**REQUIREMENTS**
Identify the lines in the data below that contain "content" and give only how many there are.

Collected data
## begin

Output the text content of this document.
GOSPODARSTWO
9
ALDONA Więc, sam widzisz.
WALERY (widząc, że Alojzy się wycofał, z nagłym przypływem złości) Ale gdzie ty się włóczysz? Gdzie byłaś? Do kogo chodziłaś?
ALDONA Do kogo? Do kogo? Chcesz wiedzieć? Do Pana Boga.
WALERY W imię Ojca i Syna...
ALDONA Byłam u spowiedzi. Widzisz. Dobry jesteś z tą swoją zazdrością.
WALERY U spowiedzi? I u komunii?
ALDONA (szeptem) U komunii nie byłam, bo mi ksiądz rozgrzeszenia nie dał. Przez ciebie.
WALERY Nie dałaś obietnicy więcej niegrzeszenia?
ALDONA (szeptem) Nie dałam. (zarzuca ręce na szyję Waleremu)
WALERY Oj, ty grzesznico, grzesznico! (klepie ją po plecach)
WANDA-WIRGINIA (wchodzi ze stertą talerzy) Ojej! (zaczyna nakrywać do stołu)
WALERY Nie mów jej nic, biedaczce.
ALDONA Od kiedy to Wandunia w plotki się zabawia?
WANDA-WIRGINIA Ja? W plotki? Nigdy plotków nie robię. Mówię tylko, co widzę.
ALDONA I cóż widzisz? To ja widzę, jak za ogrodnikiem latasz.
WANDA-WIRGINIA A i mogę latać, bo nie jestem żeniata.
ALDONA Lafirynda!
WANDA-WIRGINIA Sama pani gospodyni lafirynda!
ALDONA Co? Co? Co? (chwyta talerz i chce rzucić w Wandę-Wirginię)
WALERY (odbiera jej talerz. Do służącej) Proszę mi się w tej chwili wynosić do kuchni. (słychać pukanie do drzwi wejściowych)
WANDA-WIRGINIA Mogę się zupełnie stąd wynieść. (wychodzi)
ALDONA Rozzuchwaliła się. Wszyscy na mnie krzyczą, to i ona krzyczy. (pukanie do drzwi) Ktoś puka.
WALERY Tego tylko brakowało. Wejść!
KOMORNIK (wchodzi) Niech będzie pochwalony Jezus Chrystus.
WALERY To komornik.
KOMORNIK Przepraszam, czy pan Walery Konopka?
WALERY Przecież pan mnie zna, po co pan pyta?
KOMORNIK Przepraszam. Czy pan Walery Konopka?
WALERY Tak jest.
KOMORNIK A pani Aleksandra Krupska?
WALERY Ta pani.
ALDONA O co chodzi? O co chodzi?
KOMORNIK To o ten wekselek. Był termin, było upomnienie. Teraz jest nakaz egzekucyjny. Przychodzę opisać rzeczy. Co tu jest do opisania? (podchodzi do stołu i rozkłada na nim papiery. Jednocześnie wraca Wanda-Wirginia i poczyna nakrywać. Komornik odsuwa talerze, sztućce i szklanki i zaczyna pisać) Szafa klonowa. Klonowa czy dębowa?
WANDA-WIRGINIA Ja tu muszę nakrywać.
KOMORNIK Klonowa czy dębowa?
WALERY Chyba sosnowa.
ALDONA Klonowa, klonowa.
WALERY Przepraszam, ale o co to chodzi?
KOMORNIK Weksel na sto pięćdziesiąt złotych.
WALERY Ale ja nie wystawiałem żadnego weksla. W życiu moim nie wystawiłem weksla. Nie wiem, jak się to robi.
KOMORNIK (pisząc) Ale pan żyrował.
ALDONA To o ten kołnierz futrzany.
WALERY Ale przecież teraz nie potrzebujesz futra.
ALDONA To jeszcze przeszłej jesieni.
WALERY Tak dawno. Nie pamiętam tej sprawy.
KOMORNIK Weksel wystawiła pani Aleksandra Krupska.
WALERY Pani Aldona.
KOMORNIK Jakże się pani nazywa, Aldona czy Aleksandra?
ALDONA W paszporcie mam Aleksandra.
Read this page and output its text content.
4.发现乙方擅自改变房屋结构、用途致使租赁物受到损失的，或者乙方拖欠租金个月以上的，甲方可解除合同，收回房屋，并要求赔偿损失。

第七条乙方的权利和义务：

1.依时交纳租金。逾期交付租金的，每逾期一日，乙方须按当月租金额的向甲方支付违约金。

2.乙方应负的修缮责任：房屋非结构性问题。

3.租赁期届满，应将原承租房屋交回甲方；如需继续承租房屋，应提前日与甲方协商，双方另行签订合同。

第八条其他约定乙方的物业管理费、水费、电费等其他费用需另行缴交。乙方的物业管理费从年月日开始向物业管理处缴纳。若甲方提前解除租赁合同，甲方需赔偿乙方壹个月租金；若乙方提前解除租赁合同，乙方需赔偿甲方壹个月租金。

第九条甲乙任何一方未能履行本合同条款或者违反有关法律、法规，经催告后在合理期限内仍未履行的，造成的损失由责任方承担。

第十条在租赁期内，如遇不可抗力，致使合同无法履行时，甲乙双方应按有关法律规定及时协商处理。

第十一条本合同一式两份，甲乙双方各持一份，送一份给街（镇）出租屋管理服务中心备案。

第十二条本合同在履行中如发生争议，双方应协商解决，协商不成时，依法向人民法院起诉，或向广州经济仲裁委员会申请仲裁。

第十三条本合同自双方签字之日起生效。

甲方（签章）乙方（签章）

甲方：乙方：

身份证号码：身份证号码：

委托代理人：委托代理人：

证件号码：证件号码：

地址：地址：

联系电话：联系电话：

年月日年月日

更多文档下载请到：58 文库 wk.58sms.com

## end

**THE COMPLETED TASK**
2